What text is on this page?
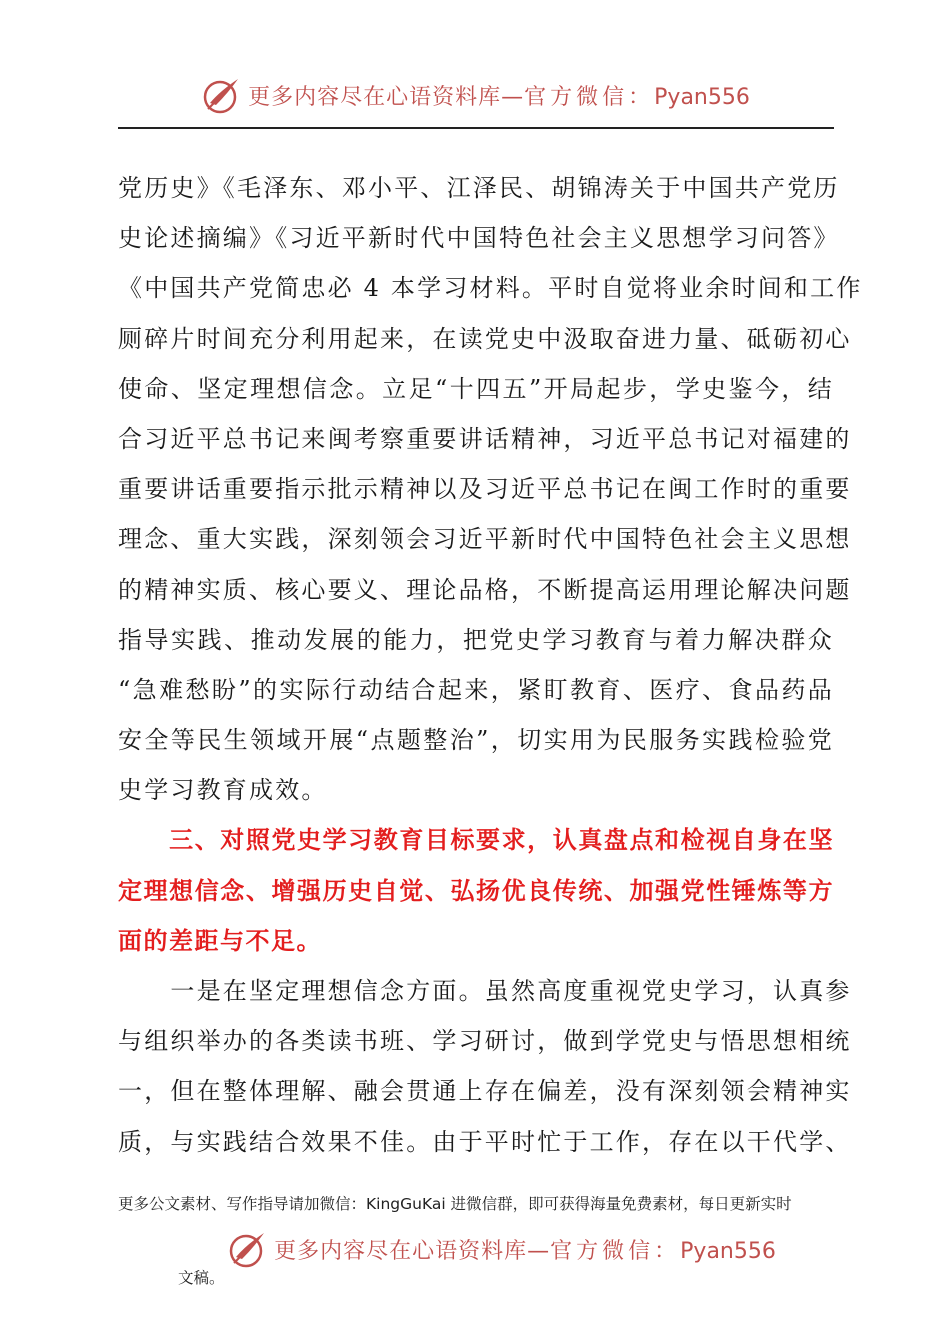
更多内容尽在心语资料库—官方微信：Pyan556
党历史》《毛泽东、邓小平、江泽民、胡锦涛关于中国共产党历
史论述摘编》《习近平新时代中国特色社会主义思想学习问答》
《中国共产党简忠必 4 本学习材料。平时自觉将业余时间和工作
厕碎片时间充分利用起来，在读党史中汲取奋进力量、砥砺初心
使命、坚定理想信念。立足“十四五”开局起步，学史鉴今，结
合习近平总书记来闽考察重要讲话精神，习近平总书记对福建的
重要讲话重要指示批示精神以及习近平总书记在闽工作时的重要
理念、重大实践，深刻领会习近平新时代中国特色社会主义思想
的精神实质、核心要义、理论品格，不断提高运用理论解决问题
指导实践、推动发展的能力，把党史学习教育与着力解决群众
“急难愁盼”的实际行动结合起来，紧盯教育、医疗、食品药品
安全等民生领域开展“点题整治”，切实用为民服务实践检验党
史学习教育成效。
　　三、对照党史学习教育目标要求，认真盘点和检视自身在坚
定理想信念、增强历史自觉、弘扬优良传统、加强党性锤炼等方
面的差距与不足。
　　一是在坚定理想信念方面。虽然高度重视党史学习，认真参
与组织举办的各类读书班、学习研讨，做到学党史与悟思想相统
一，但在整体理解、融会贯通上存在偏差，没有深刻领会精神实
质，与实践结合效果不佳。由于平时忙于工作，存在以干代学、
更多公文素材、写作指导请加微信：KingGuKai 进微信群，即可获得海量免费素材，每日更新实时
更多内容尽在心语资料库—官方微信：Pyan556
文稿。
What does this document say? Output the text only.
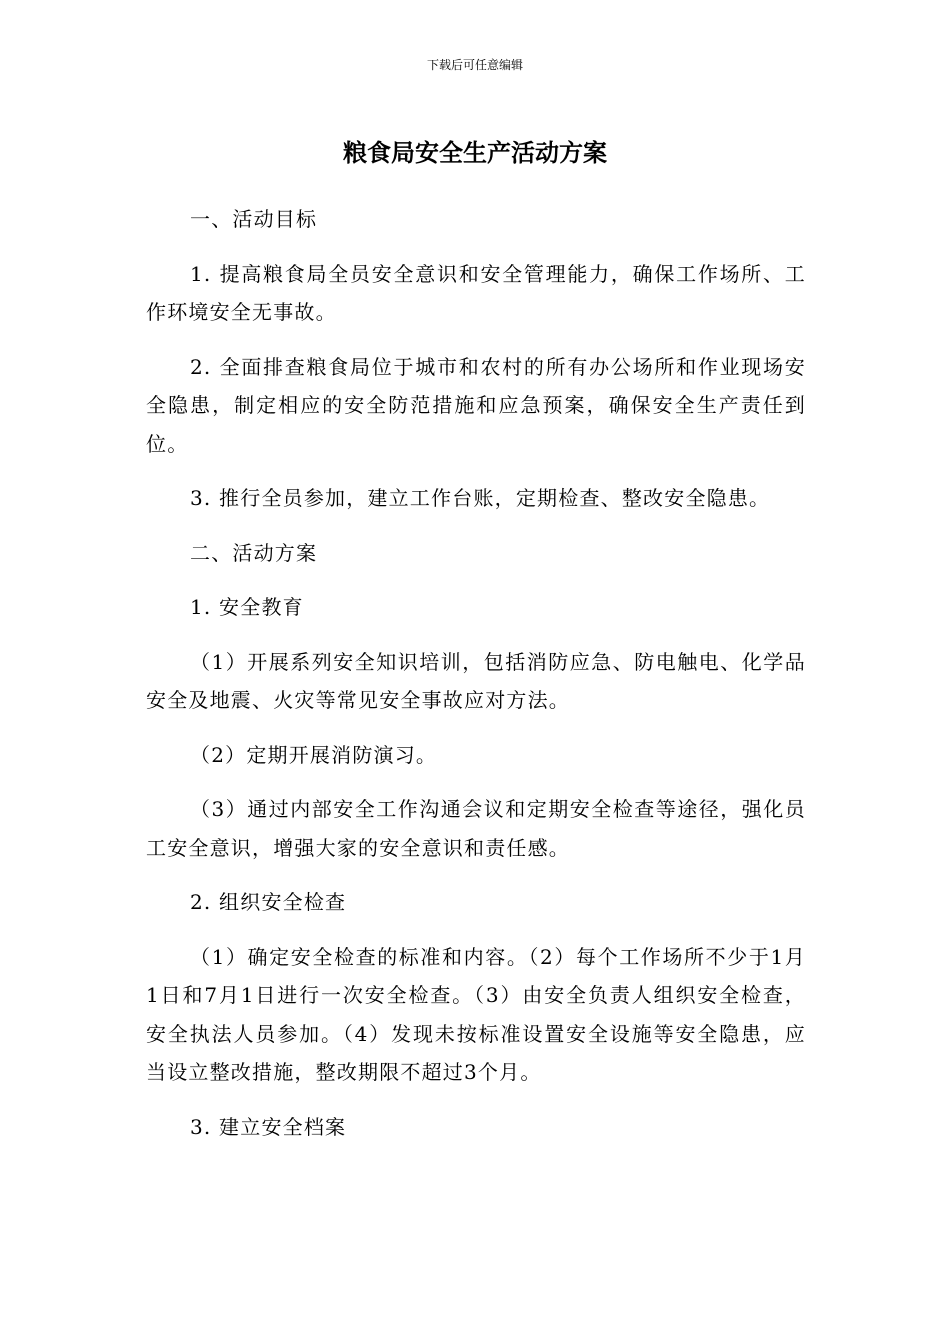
下载后可任意编辑
粮食局安全生产活动方案

一、活动目标

1. 提高粮食局全员安全意识和安全管理能力，确保工作场所、工作环境安全无事故。

2. 全面排查粮食局位于城市和农村的所有办公场所和作业现场安全隐患，制定相应的安全防范措施和应急预案，确保安全生产责任到位。

3. 推行全员参加，建立工作台账，定期检查、整改安全隐患。

二、活动方案

1. 安全教育

（1）开展系列安全知识培训，包括消防应急、防电触电、化学品安全及地震、火灾等常见安全事故应对方法。

（2）定期开展消防演习。

（3）通过内部安全工作沟通会议和定期安全检查等途径，强化员工安全意识，增强大家的安全意识和责任感。

2. 组织安全检查

（1）确定安全检查的标准和内容。（2）每个工作场所不少于1月1日和7月1日进行一次安全检查。（3）由安全负责人组织安全检查，安全执法人员参加。（4）发现未按标准设置安全设施等安全隐患，应当设立整改措施，整改期限不超过3个月。

3. 建立安全档案
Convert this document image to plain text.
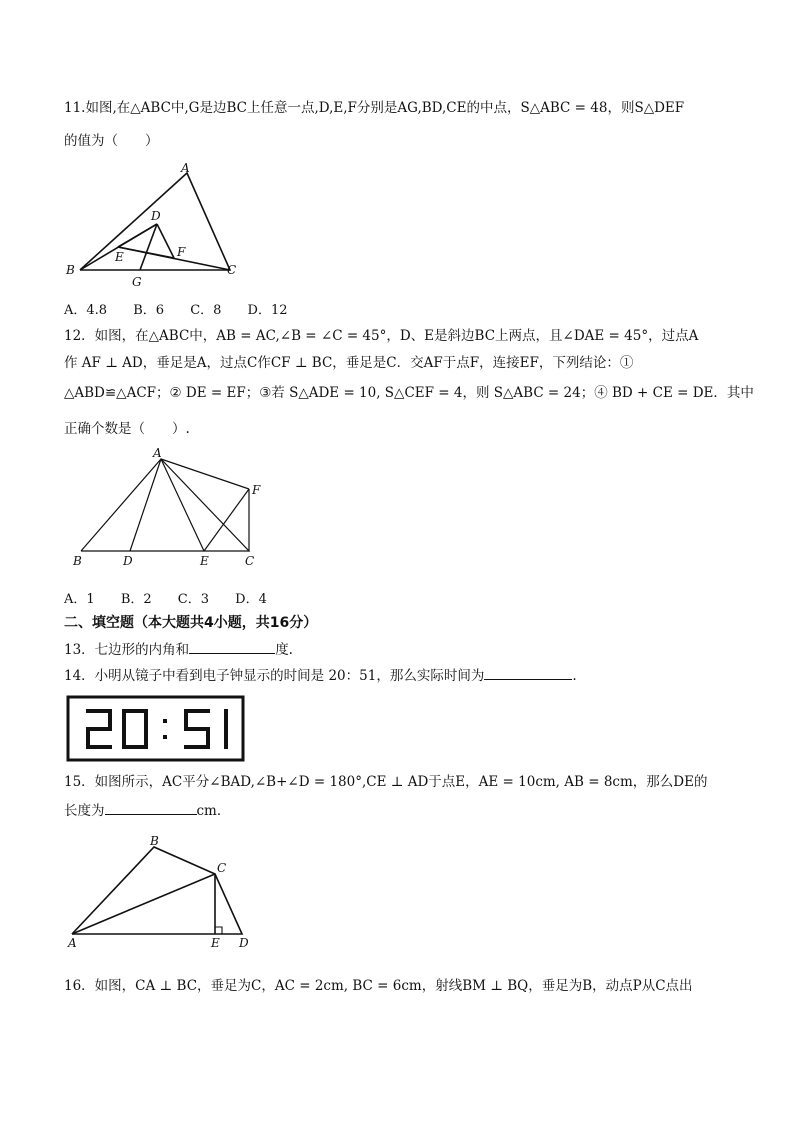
11.如图,在△ABC中,G是边BC上任意一点,D,E,F分别是AG,BD,CE的中点，S△ABC = 48，则S△DEF
的值为（　　）
A
B	C
D
E	F
G
A．4.8 B．6 C．8 D．12
12．如图，在△ABC中，AB = AC,∠B = ∠C = 45°，D、E是斜边BC上两点，且∠DAE = 45°，过点A
作 AF ⊥ AD，垂足是A，过点C作CF ⊥ BC，垂足是C．交AF于点F，连接EF，下列结论：①
△ABD≌△ACF；② DE = EF；③若 S△ADE = 10, S△CEF = 4，则 S△ABC = 24；④ BD + CE = DE．其中
正确个数是（　　）.
A
B	C
D	E
F
A．1 B．2 C．3 D．4
二、填空题（本大题共4小题，共16分）
13．七边形的内角和	度.
14．小明从镜子中看到电子钟显示的时间是 20：51，那么实际时间为	.
15．如图所示，AC平分∠BAD,∠B+∠D = 180°,CE ⊥ AD于点E，AE = 10cm, AB = 8cm，那么DE的
长度为	cm．
A
B
C
E D
16．如图，CA ⊥ BC，垂足为C，AC = 2cm, BC = 6cm，射线BM ⊥ BQ，垂足为B，动点P从C点出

════════

* WRITTEN PROBLEM *
In the entries above, find every line with the word "What" and list it.

* FULL OUTPUT *
What text is on this page?
What does this document say? Output the text only.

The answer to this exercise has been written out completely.